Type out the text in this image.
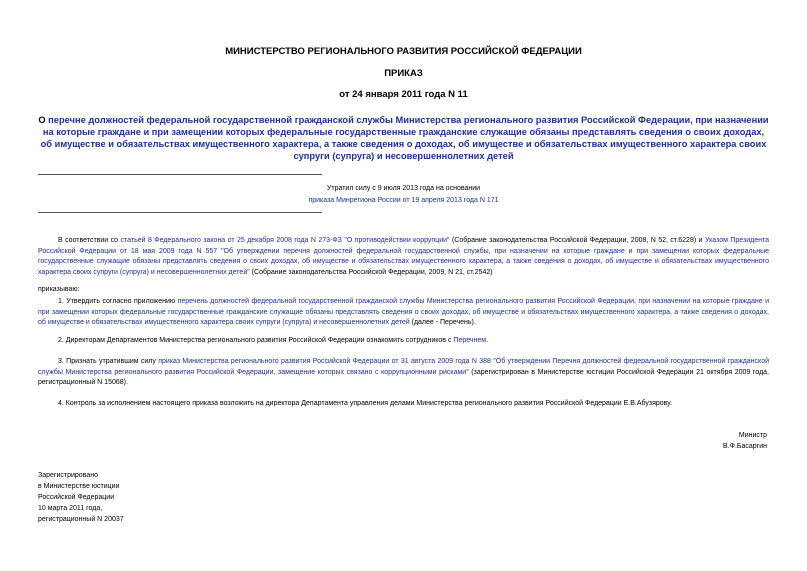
МИНИСТЕРСТВО РЕГИОНАЛЬНОГО РАЗВИТИЯ РОССИЙСКОЙ ФЕДЕРАЦИИ
ПРИКАЗ
от 24 января 2011 года N 11
О перечне должностей федеральной государственной гражданской службы Министерства регионального развития Российской Федерации, при назначении на которые граждане и при замещении которых федеральные государственные гражданские служащие обязаны представлять сведения о своих доходах, об имуществе и обязательствах имущественного характера, а также сведения о доходах, об имуществе и обязательствах имущественного характера своих супруги (супруга) и несовершеннолетних детей
Утратил силу с 9 июля 2013 года на основании
приказа Минрегиона России от 19 апреля 2013 года N 171
В соответствии со статьей 8 Федерального закона от 25 декабря 2008 года N 273-ФЗ "О противодействии коррупции" (Собрание законодательства Российской Федерации, 2008, N 52, ст.6228) и Указом Президента Российской Федерации от 18 мая 2009 года N 557 "Об утверждении перечня должностей федеральной государственной службы, при назначении на которые граждане и при замещении которых федеральные государственные служащие обязаны представлять сведения о своих доходах, об имуществе и обязательствах имущественного характера, а также сведения о доходах, об имуществе и обязательствах имущественного характера своих супруги (супруга) и несовершеннолетних детей" (Собрание законодательства Российской Федерации, 2009, N 21, ст.2542)
приказываю:
1. Утвердить согласно приложению перечень должностей федеральной государственной гражданской службы Министерства регионального развития Российской Федерации, при назначении на которые граждане и при замещении которых федеральные государственные гражданские служащие обязаны представлять сведения о своих доходах, об имуществе и обязательствах имущественного характера, а также сведения о доходах, об имуществе и обязательствах имущественного характера своих супруги (супруга) и несовершеннолетних детей (далее - Перечень).
2. Директорам Департаментов Министерства регионального развития Российской Федерации ознакомить сотрудников с Перечнем.
3. Признать утратившим силу приказ Министерства регионального развития Российской Федерации от 31 августа 2009 года N 388 "Об утверждении Перечня должностей федеральной государственной гражданской службы Министерства регионального развития Российской Федерации, замещение которых связано с коррупционными рисками" (зарегистрирован в Министерстве юстиции Российской Федерации 21 октября 2009 года, регистрационный N 15068).
4. Контроль за исполнением настоящего приказа возложить на директора Департамента управления делами Министерства регионального развития Российской Федерации Е.В.Абузярову.
Министр
В.Ф.Басаргин
Зарегистрировано
в Министерстве юстиции
Российской Федерации
10 марта 2011 года,
регистрационный N 20037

**Task details**
Find each line holding "регистрационный". Copy it out.

**Output of the exercise**
3. Признать утратившим силу приказ Министерства регионального развития Российской Федерации от 31 августа 2009 года N 388 "Об утверждении Перечня должностей федеральной государственной гражданской службы Министерства регионального развития Российской Федерации, замещение которых связано с коррупционными рисками" (зарегистрирован в Министерстве юстиции Российской Федерации 21 октября 2009 года, регистрационный N 15068).
регистрационный N 20037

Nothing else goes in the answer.